◆ Aim:
The listing below should be written out exactly; please include all of it.
━━━ Records for the exercise ━━━
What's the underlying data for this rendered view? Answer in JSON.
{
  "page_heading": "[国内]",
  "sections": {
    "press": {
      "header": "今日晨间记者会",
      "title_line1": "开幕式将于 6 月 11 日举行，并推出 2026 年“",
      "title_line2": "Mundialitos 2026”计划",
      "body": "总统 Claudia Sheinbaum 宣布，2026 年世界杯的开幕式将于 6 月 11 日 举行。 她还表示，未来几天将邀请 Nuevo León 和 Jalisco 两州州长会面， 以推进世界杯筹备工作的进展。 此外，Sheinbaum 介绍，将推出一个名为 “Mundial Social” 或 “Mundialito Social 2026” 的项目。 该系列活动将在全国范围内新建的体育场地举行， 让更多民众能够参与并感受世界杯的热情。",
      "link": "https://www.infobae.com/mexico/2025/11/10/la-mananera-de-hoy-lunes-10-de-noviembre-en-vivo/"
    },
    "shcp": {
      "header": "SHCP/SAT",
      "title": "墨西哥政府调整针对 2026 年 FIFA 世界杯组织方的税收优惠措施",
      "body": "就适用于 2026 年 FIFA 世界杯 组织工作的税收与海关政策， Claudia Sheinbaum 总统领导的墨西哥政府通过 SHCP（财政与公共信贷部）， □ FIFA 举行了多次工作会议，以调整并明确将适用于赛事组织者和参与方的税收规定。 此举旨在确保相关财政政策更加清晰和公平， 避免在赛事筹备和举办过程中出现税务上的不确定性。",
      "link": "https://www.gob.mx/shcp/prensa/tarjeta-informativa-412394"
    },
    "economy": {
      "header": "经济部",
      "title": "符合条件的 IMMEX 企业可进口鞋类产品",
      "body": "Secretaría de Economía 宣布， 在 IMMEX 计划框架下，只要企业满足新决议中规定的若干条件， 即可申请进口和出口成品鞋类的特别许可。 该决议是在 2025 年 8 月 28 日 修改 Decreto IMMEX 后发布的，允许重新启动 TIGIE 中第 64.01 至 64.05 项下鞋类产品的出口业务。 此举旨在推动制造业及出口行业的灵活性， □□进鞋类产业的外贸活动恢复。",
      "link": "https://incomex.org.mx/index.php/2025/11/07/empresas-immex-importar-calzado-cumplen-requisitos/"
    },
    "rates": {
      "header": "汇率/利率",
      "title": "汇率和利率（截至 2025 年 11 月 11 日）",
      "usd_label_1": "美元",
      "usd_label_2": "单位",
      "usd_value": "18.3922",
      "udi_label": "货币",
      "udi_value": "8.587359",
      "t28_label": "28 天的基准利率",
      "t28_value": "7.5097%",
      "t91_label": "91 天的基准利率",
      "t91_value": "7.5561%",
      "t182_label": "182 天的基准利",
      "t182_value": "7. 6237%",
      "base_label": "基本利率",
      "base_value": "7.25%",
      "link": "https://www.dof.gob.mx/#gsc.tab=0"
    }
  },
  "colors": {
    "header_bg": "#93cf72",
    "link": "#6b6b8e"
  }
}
━━━
◆ Exercise result:
What's the underlying data for this rendered view? Answer in JSON.
{
  "page_heading": "[国内]",
  "sections": {
    "press": {
      "header": "今日晨间记者会",
      "title_line1": "开幕式将于 6 月 11 日举行，并推出 2026 年“",
      "title_line2": "Mundialitos 2026”计划",
      "body": "总统 Claudia Sheinbaum 宣布，2026 年世界杯的开幕式将于 6 月 11 日 举行。 她还表示，未来几天将邀请 Nuevo León 和 Jalisco 两州州长会面， 以推进世界杯筹备工作的进展。 此外，Sheinbaum 介绍，将推出一个名为 “Mundial Social” 或 “Mundialito Social 2026” 的项目。 该系列活动将在全国范围内新建的体育场地举行， 让更多民众能够参与并感受世界杯的热情。",
      "link": "https://www.infobae.com/mexico/2025/11/10/la-mananera-de-hoy-lunes-10-de-noviembre-en-vivo/"
    },
    "shcp": {
      "header": "SHCP/SAT",
      "title": "墨西哥政府调整针对 2026 年 FIFA 世界杯组织方的税收优惠措施",
      "body": "就适用于 2026 年 FIFA 世界杯 组织工作的税收与海关政策， Claudia Sheinbaum 总统领导的墨西哥政府通过 SHCP（财政与公共信贷部）， □ FIFA 举行了多次工作会议，以调整并明确将适用于赛事组织者和参与方的税收规定。 此举旨在确保相关财政政策更加清晰和公平， 避免在赛事筹备和举办过程中出现税务上的不确定性。",
      "link": "https://www.gob.mx/shcp/prensa/tarjeta-informativa-412394"
    },
    "economy": {
      "header": "经济部",
      "title": "符合条件的 IMMEX 企业可进口鞋类产品",
      "body": "Secretaría de Economía 宣布， 在 IMMEX 计划框架下，只要企业满足新决议中规定的若干条件， 即可申请进口和出口成品鞋类的特别许可。 该决议是在 2025 年 8 月 28 日 修改 Decreto IMMEX 后发布的，允许重新启动 TIGIE 中第 64.01 至 64.05 项下鞋类产品的出口业务。 此举旨在推动制造业及出口行业的灵活性， □□进鞋类产业的外贸活动恢复。",
      "link": "https://incomex.org.mx/index.php/2025/11/07/empresas-immex-importar-calzado-cumplen-requisitos/"
    },
    "rates": {
      "header": "汇率/利率",
      "title": "汇率和利率（截至 2025 年 11 月 11 日）",
      "usd_label_1": "美元",
      "usd_label_2": "单位",
      "usd_value": "18.3922",
      "udi_label": "货币",
      "udi_value": "8.587359",
      "t28_label": "28 天的基准利率",
      "t28_value": "7.5097%",
      "t91_label": "91 天的基准利率",
      "t91_value": "7.5561%",
      "t182_label": "182 天的基准利",
      "t182_value": "7. 6237%",
      "base_label": "基本利率",
      "base_value": "7.25%",
      "link": "https://www.dof.gob.mx/#gsc.tab=0"
    }
  },
  "colors": {
    "header_bg": "#93cf72",
    "link": "#6b6b8e"
  }
}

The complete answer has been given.